= GIVEN RECORDS =

-----

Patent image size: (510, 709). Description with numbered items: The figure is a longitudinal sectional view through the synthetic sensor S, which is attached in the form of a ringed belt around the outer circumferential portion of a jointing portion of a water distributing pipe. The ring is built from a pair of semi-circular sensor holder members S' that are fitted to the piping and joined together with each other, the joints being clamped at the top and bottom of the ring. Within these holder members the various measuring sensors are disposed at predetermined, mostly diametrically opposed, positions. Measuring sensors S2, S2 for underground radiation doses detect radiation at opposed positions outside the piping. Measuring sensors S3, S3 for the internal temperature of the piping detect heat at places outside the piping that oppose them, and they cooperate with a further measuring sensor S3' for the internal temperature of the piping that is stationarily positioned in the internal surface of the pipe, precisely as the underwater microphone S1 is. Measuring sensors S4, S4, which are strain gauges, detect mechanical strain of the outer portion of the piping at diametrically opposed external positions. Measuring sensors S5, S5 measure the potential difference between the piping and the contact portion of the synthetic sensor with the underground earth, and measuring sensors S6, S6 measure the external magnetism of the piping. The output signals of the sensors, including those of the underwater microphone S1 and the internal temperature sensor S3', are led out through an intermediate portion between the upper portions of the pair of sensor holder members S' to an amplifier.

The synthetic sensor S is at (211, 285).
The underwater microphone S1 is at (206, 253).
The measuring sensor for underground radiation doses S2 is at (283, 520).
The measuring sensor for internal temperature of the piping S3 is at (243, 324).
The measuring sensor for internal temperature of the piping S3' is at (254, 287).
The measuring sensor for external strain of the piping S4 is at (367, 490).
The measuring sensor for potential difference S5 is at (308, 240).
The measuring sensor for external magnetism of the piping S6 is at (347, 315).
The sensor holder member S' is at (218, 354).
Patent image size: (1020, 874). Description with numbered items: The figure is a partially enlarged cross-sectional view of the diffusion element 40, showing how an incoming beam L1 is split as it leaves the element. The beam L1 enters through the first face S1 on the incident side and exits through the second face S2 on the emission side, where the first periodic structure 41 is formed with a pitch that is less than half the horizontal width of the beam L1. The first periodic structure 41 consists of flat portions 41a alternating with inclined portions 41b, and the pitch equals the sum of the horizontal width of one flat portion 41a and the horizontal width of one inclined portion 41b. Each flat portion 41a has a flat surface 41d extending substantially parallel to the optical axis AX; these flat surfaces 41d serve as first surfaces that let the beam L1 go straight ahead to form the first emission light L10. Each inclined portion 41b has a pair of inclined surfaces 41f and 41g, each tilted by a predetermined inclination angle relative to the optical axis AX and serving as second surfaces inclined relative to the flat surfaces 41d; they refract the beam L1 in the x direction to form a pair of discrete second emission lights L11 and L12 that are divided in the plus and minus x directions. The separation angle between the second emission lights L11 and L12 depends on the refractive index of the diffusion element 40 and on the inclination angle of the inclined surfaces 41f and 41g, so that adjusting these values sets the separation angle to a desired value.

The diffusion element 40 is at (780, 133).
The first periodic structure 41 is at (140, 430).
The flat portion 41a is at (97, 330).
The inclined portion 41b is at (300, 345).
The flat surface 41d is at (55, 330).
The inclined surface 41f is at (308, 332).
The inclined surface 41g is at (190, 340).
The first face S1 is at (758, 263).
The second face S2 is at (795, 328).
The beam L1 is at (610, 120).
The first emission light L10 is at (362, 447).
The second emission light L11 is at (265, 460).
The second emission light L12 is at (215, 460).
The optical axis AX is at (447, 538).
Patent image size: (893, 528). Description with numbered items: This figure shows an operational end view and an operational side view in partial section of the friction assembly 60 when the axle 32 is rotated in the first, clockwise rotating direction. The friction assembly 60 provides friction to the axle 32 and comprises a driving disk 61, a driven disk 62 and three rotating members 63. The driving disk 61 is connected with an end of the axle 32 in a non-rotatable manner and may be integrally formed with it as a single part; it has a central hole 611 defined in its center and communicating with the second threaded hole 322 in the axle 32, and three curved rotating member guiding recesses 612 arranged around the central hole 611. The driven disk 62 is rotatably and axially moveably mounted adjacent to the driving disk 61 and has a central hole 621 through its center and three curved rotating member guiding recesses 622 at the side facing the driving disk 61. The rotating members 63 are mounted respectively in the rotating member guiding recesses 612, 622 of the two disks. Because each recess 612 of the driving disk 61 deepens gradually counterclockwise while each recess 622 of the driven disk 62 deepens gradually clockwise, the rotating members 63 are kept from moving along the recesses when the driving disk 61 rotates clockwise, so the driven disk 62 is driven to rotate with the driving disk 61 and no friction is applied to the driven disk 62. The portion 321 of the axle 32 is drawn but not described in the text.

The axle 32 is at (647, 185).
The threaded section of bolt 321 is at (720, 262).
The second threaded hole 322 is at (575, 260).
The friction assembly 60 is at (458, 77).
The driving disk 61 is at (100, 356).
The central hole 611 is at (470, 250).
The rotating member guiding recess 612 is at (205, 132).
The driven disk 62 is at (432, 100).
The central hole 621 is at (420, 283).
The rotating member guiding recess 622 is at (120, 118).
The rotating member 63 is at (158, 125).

-----

= PROBLEM =
Reproduce every line of the records above, word for word and in the same order.

= WRITTEN REPLY =
Patent image size: (510, 709). Description with numbered items: The figure is a longitudinal sectional view through the synthetic sensor S, which is attached in the form of a ringed belt around the outer circumferential portion of a jointing portion of a water distributing pipe. The ring is built from a pair of semi-circular sensor holder members S' that are fitted to the piping and joined together with each other, the joints being clamped at the top and bottom of the ring. Within these holder members the various measuring sensors are disposed at predetermined, mostly diametrically opposed, positions. Measuring sensors S2, S2 for underground radiation doses detect radiation at opposed positions outside the piping. Measuring sensors S3, S3 for the internal temperature of the piping detect heat at places outside the piping that oppose them, and they cooperate with a further measuring sensor S3' for the internal temperature of the piping that is stationarily positioned in the internal surface of the pipe, precisely as the underwater microphone S1 is. Measuring sensors S4, S4, which are strain gauges, detect mechanical strain of the outer portion of the piping at diametrically opposed external positions. Measuring sensors S5, S5 measure the potential difference between the piping and the contact portion of the synthetic sensor with the underground earth, and measuring sensors S6, S6 measure the external magnetism of the piping. The output signals of the sensors, including those of the underwater microphone S1 and the internal temperature sensor S3', are led out through an intermediate portion between the upper portions of the pair of sensor holder members S' to an amplifier.

The synthetic sensor S is at (211, 285).
The underwater microphone S1 is at (206, 253).
The measuring sensor for underground radiation doses S2 is at (283, 520).
The measuring sensor for internal temperature of the piping S3 is at (243, 324).
The measuring sensor for internal temperature of the piping S3' is at (254, 287).
The measuring sensor for external strain of the piping S4 is at (367, 490).
The measuring sensor for potential difference S5 is at (308, 240).
The measuring sensor for external magnetism of the piping S6 is at (347, 315).
The sensor holder member S' is at (218, 354).
Patent image size: (1020, 874). Description with numbered items: The figure is a partially enlarged cross-sectional view of the diffusion element 40, showing how an incoming beam L1 is split as it leaves the element. The beam L1 enters through the first face S1 on the incident side and exits through the second face S2 on the emission side, where the first periodic structure 41 is formed with a pitch that is less than half the horizontal width of the beam L1. The first periodic structure 41 consists of flat portions 41a alternating with inclined portions 41b, and the pitch equals the sum of the horizontal width of one flat portion 41a and the horizontal width of one inclined portion 41b. Each flat portion 41a has a flat surface 41d extending substantially parallel to the optical axis AX; these flat surfaces 41d serve as first surfaces that let the beam L1 go straight ahead to form the first emission light L10. Each inclined portion 41b has a pair of inclined surfaces 41f and 41g, each tilted by a predetermined inclination angle relative to the optical axis AX and serving as second surfaces inclined relative to the flat surfaces 41d; they refract the beam L1 in the x direction to form a pair of discrete second emission lights L11 and L12 that are divided in the plus and minus x directions. The separation angle between the second emission lights L11 and L12 depends on the refractive index of the diffusion element 40 and on the inclination angle of the inclined surfaces 41f and 41g, so that adjusting these values sets the separation angle to a desired value.

The diffusion element 40 is at (780, 133).
The first periodic structure 41 is at (140, 430).
The flat portion 41a is at (97, 330).
The inclined portion 41b is at (300, 345).
The flat surface 41d is at (55, 330).
The inclined surface 41f is at (308, 332).
The inclined surface 41g is at (190, 340).
The first face S1 is at (758, 263).
The second face S2 is at (795, 328).
The beam L1 is at (610, 120).
The first emission light L10 is at (362, 447).
The second emission light L11 is at (265, 460).
The second emission light L12 is at (215, 460).
The optical axis AX is at (447, 538).
Patent image size: (893, 528). Description with numbered items: This figure shows an operational end view and an operational side view in partial section of the friction assembly 60 when the axle 32 is rotated in the first, clockwise rotating direction. The friction assembly 60 provides friction to the axle 32 and comprises a driving disk 61, a driven disk 62 and three rotating members 63. The driving disk 61 is connected with an end of the axle 32 in a non-rotatable manner and may be integrally formed with it as a single part; it has a central hole 611 defined in its center and communicating with the second threaded hole 322 in the axle 32, and three curved rotating member guiding recesses 612 arranged around the central hole 611. The driven disk 62 is rotatably and axially moveably mounted adjacent to the driving disk 61 and has a central hole 621 through its center and three curved rotating member guiding recesses 622 at the side facing the driving disk 61. The rotating members 63 are mounted respectively in the rotating member guiding recesses 612, 622 of the two disks. Because each recess 612 of the driving disk 61 deepens gradually counterclockwise while each recess 622 of the driven disk 62 deepens gradually clockwise, the rotating members 63 are kept from moving along the recesses when the driving disk 61 rotates clockwise, so the driven disk 62 is driven to rotate with the driving disk 61 and no friction is applied to the driven disk 62. The portion 321 of the axle 32 is drawn but not described in the text.

The axle 32 is at (647, 185).
The threaded section of bolt 321 is at (720, 262).
The second threaded hole 322 is at (575, 260).
The friction assembly 60 is at (458, 77).
The driving disk 61 is at (100, 356).
The central hole 611 is at (470, 250).
The rotating member guiding recess 612 is at (205, 132).
The driven disk 62 is at (432, 100).
The central hole 621 is at (420, 283).
The rotating member guiding recess 622 is at (120, 118).
The rotating member 63 is at (158, 125).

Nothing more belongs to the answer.